Texte présenté:
Jean-Philippe Thierry, Directeur Industrie du Futur pour France Industrie, a la certitudes que les compétences sont un vrai levier pour maximiser le taux de réussite de ces jeunes entreprises.

Nous sommes persuadés qu’en faisant circuler les talents, nous parviendrons à cet objectif collectif qu’est la réindustrialisation du pays concrétisée par la création de cent usines par an”.

Si le gain pour les startups semble évident, les collaborations pilotes ont démontré que les bénéfices étaient mutuels.

“En participant, les grands groupes offrent à leurs collaborateurs la possibilité de développer une nouvelle culture d’innovation, en fournissant agilité, nouvelles méthodes et formations en conditions réelles”, explique Paul-François Fournier, directeur exécutif innovation de Bpifrance. Cela attire également de nouveaux talents désireux de travailler pour ces grands groupes, mais soucieux de découvrir l’univers des startups. De plus, les grands groupes se constituent un réseau supplémentaire pour d'éventuels partenariats en maîtrisant les langages spécifiques, les exigences et les modèles économiques propres à ces jeunes entreprises".

Les conditions du transfert définies

Les efforts mutualisés de 10 startups et 5 grands groupes ont abouti à l'élaboration d'une méthodologie permettant de définir les conditions de ce modèle de rapprochement, comprenant un cadre juridique qui repose sur le prêt de main d'œuvre, une convention et un cadre économique. France Industrie et Bpifrance ont profité de la soirée pour partager leurs recommandations. “Idéalement, la charge du salaire de l’expert mis à disposition par le grand groupe sera partagée à parts égales favorisant ainsi un partenariat équilibré et bénéfique pour toutes les parties impliquées. La propriété intellectuelle des solutions qui voient le jour au sein de la startup restera à cette dernière. La durée des missions sera quant à elle flexible allant d’une semaine à 12 mois, explique Paul-François Fournier. Les startups sont constamment en recherche de compétences. Elles se réjouissent de pouvoir accéder à celles des grands groupes dans un cadre sécurisé.

Données extraites:
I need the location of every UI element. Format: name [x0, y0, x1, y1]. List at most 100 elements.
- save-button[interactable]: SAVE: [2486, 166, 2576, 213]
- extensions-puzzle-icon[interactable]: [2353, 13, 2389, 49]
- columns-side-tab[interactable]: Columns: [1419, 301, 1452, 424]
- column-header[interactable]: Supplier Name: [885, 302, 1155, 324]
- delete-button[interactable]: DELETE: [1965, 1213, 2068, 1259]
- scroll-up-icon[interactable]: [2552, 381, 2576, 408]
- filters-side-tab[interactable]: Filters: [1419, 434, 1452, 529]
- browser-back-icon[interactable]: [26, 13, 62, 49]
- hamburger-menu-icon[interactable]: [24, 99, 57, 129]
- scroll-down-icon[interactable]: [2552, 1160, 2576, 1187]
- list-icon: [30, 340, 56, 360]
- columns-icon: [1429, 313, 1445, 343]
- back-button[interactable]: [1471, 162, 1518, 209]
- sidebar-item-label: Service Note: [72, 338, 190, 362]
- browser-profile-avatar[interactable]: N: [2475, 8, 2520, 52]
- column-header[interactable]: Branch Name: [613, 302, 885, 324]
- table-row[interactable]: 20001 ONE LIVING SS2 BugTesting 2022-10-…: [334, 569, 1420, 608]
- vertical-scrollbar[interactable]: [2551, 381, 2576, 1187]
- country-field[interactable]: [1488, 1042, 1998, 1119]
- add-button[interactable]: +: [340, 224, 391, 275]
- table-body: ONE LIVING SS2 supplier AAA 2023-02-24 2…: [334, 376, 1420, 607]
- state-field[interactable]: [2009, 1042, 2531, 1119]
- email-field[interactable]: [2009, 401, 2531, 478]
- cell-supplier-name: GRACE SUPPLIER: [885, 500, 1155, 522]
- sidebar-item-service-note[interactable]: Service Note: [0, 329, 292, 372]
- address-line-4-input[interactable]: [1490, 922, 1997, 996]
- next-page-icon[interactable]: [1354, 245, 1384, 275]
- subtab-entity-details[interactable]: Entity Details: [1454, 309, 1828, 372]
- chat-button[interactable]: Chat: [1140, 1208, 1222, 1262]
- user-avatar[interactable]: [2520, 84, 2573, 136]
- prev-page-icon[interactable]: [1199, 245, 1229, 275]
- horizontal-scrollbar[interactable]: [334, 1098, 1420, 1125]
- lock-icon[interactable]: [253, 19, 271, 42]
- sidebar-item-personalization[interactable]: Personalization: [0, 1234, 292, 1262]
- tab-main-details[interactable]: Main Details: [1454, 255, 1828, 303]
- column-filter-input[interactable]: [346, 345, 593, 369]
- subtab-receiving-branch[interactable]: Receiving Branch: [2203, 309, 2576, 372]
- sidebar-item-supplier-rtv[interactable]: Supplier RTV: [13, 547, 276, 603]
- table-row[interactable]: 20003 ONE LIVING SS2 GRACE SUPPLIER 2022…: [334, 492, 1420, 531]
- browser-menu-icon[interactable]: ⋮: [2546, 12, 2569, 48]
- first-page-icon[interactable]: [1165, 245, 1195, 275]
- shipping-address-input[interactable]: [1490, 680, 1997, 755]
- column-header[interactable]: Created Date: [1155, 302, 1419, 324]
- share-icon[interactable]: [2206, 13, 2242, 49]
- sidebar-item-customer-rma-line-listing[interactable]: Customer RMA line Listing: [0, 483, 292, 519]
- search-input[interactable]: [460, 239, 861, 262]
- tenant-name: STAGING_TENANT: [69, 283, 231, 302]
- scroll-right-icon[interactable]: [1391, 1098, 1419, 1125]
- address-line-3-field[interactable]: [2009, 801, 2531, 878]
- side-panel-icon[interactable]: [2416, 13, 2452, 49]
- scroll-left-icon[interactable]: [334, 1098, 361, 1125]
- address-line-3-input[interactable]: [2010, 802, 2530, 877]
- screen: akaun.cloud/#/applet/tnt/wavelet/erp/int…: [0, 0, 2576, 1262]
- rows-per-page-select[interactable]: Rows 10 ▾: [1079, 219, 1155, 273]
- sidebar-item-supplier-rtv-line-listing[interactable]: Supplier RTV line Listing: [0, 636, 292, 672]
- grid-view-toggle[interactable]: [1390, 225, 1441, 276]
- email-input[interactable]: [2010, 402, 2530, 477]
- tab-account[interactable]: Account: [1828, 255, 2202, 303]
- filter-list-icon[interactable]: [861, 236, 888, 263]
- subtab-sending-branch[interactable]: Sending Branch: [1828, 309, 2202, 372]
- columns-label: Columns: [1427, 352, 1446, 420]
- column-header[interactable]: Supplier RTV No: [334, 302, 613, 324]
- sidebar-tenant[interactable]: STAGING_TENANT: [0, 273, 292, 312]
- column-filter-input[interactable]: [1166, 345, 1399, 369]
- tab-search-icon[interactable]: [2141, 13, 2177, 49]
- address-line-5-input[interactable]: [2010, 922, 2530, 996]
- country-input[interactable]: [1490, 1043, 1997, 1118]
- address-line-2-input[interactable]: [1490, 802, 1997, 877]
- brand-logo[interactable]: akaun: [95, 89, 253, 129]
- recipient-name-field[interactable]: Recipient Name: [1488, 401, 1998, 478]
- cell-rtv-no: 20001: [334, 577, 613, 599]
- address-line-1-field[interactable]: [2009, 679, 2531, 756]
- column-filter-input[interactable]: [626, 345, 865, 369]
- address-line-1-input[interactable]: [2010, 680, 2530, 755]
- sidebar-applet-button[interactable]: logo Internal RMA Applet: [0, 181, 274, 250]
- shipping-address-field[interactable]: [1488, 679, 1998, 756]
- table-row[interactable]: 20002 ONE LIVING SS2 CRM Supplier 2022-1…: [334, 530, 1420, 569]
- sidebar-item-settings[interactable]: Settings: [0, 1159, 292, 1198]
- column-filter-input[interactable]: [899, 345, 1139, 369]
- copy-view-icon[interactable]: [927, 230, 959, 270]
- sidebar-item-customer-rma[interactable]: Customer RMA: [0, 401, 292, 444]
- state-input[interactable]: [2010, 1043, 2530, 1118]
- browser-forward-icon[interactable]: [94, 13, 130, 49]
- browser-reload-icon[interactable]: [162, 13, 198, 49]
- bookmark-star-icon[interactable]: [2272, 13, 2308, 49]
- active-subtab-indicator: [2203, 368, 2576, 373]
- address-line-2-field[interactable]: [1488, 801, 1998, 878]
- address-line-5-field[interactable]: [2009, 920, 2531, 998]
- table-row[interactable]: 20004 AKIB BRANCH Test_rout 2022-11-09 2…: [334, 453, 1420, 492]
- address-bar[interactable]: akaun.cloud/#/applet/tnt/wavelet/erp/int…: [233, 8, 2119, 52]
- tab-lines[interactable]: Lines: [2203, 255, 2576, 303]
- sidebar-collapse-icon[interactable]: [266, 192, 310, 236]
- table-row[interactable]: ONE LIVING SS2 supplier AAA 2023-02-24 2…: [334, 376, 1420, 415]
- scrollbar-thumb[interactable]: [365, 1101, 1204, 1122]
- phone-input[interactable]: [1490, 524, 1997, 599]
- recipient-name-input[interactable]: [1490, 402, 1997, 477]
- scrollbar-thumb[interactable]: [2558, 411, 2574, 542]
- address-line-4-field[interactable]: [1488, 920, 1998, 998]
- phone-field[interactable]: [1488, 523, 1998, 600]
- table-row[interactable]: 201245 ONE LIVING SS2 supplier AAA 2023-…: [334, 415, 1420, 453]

Consigne 1: Transcrivez le texte sur le partage de compétences de « Jean-Philippe Thierry, Directeur » à « bénéfices étaient mutuels. ».
Consigne 2: D'après le texte sur le partage de compétences, que comprend la méthodologie élaborée par les startups et les grands groupes ?
Consigne 3: Poursuivez le texte sur le partage de compétences après sa dernière phrase.
Vous pouvez vous passer des entrées.

Votre réponse 1:
Jean-Philippe Thierry, Directeur Industrie du Futur pour France Industrie, a la certitudes que les compétences sont un vrai levier pour maximiser le taux de réussite de ces jeunes entreprises.

Nous sommes persuadés qu’en faisant circuler les talents, nous parviendrons à cet objectif collectif qu’est la réindustrialisation du pays concrétisée par la création de cent usines par an”.

Si le gain pour les startups semble évident, les collaborations pilotes ont démontré que les bénéfices étaient mutuels.

Votre réponse 2:
- un cadre juridique qui repose sur le prêt de main d'œuvre
- une convention
- un cadre économique

Votre réponse 3:
Ivan Llaurado et Gauthier Chicot ont souligné l'importance des conditions développées pour atténuer les risques et fournir des garanties. “On répète souvent à tort que les entrepreneurs ont le goût du risque. Moi, je pense que moins le risque est grand, mieux on se porte. En opérant ce transfert, j’avais la garantie de conserver un poste chez Schneider. J’étais forcément gagnant”, explique Ivan Llaurado, désormais CRO et Partnership Development Director chez DiamFab. Pour Gauthier Chicot, le risque résidait davantage dans le coût du transfert : “Les startups sont habituées à faire avec des bouts de ficelle. Le coût d’un transfert comme celui-ci représente une charge non négligeable. Mais il est, selon moi, nécessaire, car il garantit que l'on mette tout en œuvre pour capitaliser dessus, le but étant de structurer une fonction”, analyse Gauthier Chicot.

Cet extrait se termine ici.